● **Description of the task**: Search the records for lines that contain the word "enabled". Copy them all.

Items from a dataset:
↓↓↓

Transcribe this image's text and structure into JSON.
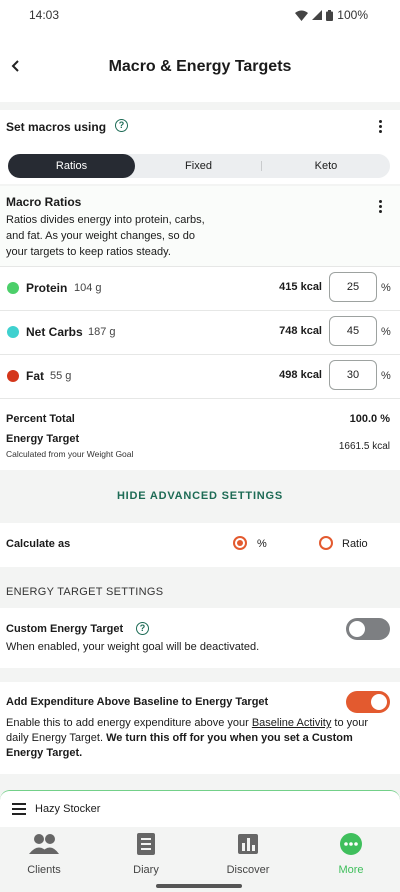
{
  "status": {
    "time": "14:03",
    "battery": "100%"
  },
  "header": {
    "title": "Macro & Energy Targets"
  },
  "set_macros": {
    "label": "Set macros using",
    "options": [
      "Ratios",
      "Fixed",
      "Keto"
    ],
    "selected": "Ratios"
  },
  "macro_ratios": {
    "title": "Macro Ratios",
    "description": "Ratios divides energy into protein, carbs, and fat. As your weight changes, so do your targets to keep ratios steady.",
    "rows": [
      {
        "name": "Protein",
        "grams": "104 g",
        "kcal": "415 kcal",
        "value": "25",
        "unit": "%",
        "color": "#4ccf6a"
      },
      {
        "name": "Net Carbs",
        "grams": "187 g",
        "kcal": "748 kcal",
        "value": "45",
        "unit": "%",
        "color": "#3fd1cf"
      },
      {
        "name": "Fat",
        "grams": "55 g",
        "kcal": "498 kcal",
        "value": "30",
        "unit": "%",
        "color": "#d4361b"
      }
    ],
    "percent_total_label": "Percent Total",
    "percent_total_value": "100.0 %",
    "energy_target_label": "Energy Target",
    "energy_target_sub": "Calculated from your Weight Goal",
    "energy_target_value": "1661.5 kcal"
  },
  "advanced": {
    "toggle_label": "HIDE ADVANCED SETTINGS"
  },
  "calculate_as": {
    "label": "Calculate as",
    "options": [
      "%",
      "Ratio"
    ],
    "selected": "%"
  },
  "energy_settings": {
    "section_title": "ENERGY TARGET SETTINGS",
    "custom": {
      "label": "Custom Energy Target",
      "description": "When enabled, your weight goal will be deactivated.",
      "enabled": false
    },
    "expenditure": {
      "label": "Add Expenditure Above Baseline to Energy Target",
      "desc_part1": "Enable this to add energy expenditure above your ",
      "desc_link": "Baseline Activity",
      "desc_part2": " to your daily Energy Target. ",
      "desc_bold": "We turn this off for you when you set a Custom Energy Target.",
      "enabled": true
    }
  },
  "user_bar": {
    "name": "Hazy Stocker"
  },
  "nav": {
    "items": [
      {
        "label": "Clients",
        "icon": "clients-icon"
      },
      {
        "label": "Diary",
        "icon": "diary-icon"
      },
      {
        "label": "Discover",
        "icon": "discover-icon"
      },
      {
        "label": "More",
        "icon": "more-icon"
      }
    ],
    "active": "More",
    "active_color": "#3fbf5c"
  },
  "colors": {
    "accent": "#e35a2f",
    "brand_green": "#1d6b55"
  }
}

↑↑↑

● **Response area**:
      "description": "When enabled, your weight goal will be deactivated.",
      "enabled": false
      "enabled": true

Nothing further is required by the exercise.